BEGIN AVAILABLE DATA

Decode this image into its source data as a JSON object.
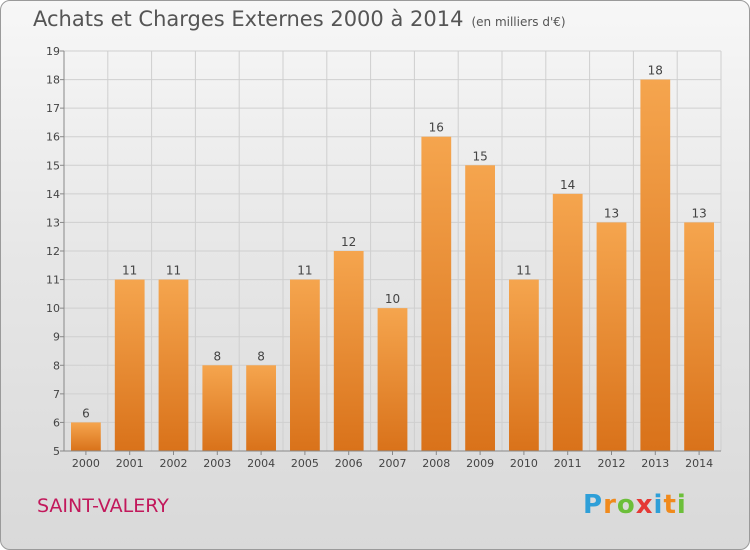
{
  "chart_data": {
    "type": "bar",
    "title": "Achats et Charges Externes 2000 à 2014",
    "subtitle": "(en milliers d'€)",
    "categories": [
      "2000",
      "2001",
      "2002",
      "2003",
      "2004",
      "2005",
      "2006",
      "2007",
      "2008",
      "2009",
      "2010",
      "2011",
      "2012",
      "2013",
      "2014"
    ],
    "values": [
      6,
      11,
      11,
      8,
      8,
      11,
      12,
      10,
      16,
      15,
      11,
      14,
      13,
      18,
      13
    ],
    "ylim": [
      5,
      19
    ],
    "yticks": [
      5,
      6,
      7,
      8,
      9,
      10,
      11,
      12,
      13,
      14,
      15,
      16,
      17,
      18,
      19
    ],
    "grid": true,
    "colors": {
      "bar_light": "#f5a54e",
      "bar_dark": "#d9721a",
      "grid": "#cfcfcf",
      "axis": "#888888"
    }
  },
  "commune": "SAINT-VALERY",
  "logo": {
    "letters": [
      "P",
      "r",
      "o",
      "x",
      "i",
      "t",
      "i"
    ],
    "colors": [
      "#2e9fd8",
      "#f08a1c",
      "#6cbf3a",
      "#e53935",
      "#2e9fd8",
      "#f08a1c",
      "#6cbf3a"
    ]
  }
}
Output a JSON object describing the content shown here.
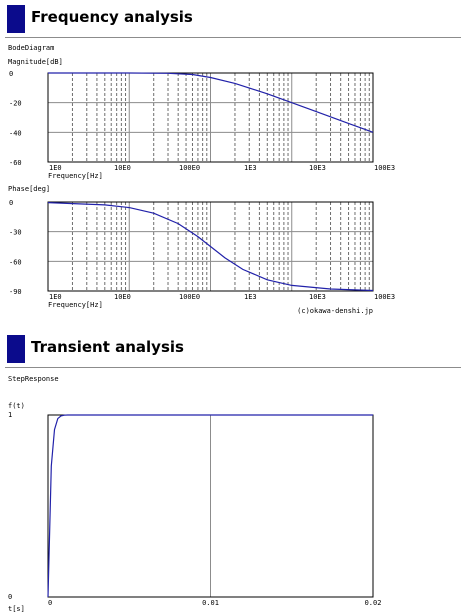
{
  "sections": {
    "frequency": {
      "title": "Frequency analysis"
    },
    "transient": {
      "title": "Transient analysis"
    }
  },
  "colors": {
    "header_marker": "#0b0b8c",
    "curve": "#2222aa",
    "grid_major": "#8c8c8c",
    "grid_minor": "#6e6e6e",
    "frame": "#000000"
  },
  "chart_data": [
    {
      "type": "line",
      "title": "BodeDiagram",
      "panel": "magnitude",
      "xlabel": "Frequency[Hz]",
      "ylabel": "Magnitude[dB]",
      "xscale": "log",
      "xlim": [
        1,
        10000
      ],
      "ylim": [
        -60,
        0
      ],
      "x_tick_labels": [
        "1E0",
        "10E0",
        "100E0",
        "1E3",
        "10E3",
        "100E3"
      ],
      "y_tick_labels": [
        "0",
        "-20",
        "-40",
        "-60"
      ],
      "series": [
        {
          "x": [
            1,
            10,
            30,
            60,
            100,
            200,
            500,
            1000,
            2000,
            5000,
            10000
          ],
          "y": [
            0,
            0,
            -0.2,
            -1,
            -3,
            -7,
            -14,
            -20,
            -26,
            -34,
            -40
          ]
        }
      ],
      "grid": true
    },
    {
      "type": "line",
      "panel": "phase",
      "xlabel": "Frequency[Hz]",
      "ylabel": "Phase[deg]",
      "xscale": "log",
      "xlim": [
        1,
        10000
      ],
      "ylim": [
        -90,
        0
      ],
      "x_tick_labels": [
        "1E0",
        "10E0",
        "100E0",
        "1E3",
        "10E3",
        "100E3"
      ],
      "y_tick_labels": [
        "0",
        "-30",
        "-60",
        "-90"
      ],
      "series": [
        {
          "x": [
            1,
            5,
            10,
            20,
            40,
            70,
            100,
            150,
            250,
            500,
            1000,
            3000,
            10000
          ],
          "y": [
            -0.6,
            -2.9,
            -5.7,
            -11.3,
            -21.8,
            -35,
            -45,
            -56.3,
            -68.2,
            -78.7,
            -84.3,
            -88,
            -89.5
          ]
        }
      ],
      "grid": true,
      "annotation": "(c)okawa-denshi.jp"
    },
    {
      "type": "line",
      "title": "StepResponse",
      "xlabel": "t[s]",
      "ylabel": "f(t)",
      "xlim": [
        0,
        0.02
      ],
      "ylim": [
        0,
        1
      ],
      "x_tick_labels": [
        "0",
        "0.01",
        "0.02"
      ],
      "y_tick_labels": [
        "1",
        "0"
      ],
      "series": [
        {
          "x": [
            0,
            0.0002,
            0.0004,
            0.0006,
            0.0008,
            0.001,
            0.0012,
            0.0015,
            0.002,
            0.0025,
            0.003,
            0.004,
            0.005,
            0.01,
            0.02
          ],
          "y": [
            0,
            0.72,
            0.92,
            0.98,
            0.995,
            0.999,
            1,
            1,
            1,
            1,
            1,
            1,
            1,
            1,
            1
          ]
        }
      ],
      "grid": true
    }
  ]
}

END AVAILABLE DATA

TO DO: Every line of the material is to be quoted exactly, with no pictures carried over.

TASK RESPONSE:
Decode this image into its source data as a JSON object.
{
  "chart_data": {
    "type": "bar",
    "title": "Achats et Charges Externes 2000 à 2014",
    "subtitle": "(en milliers d'€)",
    "categories": [
      "2000",
      "2001",
      "2002",
      "2003",
      "2004",
      "2005",
      "2006",
      "2007",
      "2008",
      "2009",
      "2010",
      "2011",
      "2012",
      "2013",
      "2014"
    ],
    "values": [
      6,
      11,
      11,
      8,
      8,
      11,
      12,
      10,
      16,
      15,
      11,
      14,
      13,
      18,
      13
    ],
    "ylim": [
      5,
      19
    ],
    "yticks": [
      5,
      6,
      7,
      8,
      9,
      10,
      11,
      12,
      13,
      14,
      15,
      16,
      17,
      18,
      19
    ],
    "grid": true,
    "colors": {
      "bar_light": "#f5a54e",
      "bar_dark": "#d9721a",
      "grid": "#cfcfcf",
      "axis": "#888888"
    }
  },
  "commune": "SAINT-VALERY",
  "logo": {
    "letters": [
      "P",
      "r",
      "o",
      "x",
      "i",
      "t",
      "i"
    ],
    "colors": [
      "#2e9fd8",
      "#f08a1c",
      "#6cbf3a",
      "#e53935",
      "#2e9fd8",
      "#f08a1c",
      "#6cbf3a"
    ]
  }
}
Output a JSON object describing the content shown here.
{
  "sections": {
    "frequency": {
      "title": "Frequency analysis"
    },
    "transient": {
      "title": "Transient analysis"
    }
  },
  "colors": {
    "header_marker": "#0b0b8c",
    "curve": "#2222aa",
    "grid_major": "#8c8c8c",
    "grid_minor": "#6e6e6e",
    "frame": "#000000"
  },
  "chart_data": [
    {
      "type": "line",
      "title": "BodeDiagram",
      "panel": "magnitude",
      "xlabel": "Frequency[Hz]",
      "ylabel": "Magnitude[dB]",
      "xscale": "log",
      "xlim": [
        1,
        10000
      ],
      "ylim": [
        -60,
        0
      ],
      "x_tick_labels": [
        "1E0",
        "10E0",
        "100E0",
        "1E3",
        "10E3",
        "100E3"
      ],
      "y_tick_labels": [
        "0",
        "-20",
        "-40",
        "-60"
      ],
      "series": [
        {
          "x": [
            1,
            10,
            30,
            60,
            100,
            200,
            500,
            1000,
            2000,
            5000,
            10000
          ],
          "y": [
            0,
            0,
            -0.2,
            -1,
            -3,
            -7,
            -14,
            -20,
            -26,
            -34,
            -40
          ]
        }
      ],
      "grid": true
    },
    {
      "type": "line",
      "panel": "phase",
      "xlabel": "Frequency[Hz]",
      "ylabel": "Phase[deg]",
      "xscale": "log",
      "xlim": [
        1,
        10000
      ],
      "ylim": [
        -90,
        0
      ],
      "x_tick_labels": [
        "1E0",
        "10E0",
        "100E0",
        "1E3",
        "10E3",
        "100E3"
      ],
      "y_tick_labels": [
        "0",
        "-30",
        "-60",
        "-90"
      ],
      "series": [
        {
          "x": [
            1,
            5,
            10,
            20,
            40,
            70,
            100,
            150,
            250,
            500,
            1000,
            3000,
            10000
          ],
          "y": [
            -0.6,
            -2.9,
            -5.7,
            -11.3,
            -21.8,
            -35,
            -45,
            -56.3,
            -68.2,
            -78.7,
            -84.3,
            -88,
            -89.5
          ]
        }
      ],
      "grid": true,
      "annotation": "(c)okawa-denshi.jp"
    },
    {
      "type": "line",
      "title": "StepResponse",
      "xlabel": "t[s]",
      "ylabel": "f(t)",
      "xlim": [
        0,
        0.02
      ],
      "ylim": [
        0,
        1
      ],
      "x_tick_labels": [
        "0",
        "0.01",
        "0.02"
      ],
      "y_tick_labels": [
        "1",
        "0"
      ],
      "series": [
        {
          "x": [
            0,
            0.0002,
            0.0004,
            0.0006,
            0.0008,
            0.001,
            0.0012,
            0.0015,
            0.002,
            0.0025,
            0.003,
            0.004,
            0.005,
            0.01,
            0.02
          ],
          "y": [
            0,
            0.72,
            0.92,
            0.98,
            0.995,
            0.999,
            1,
            1,
            1,
            1,
            1,
            1,
            1,
            1,
            1
          ]
        }
      ],
      "grid": true
    }
  ]
}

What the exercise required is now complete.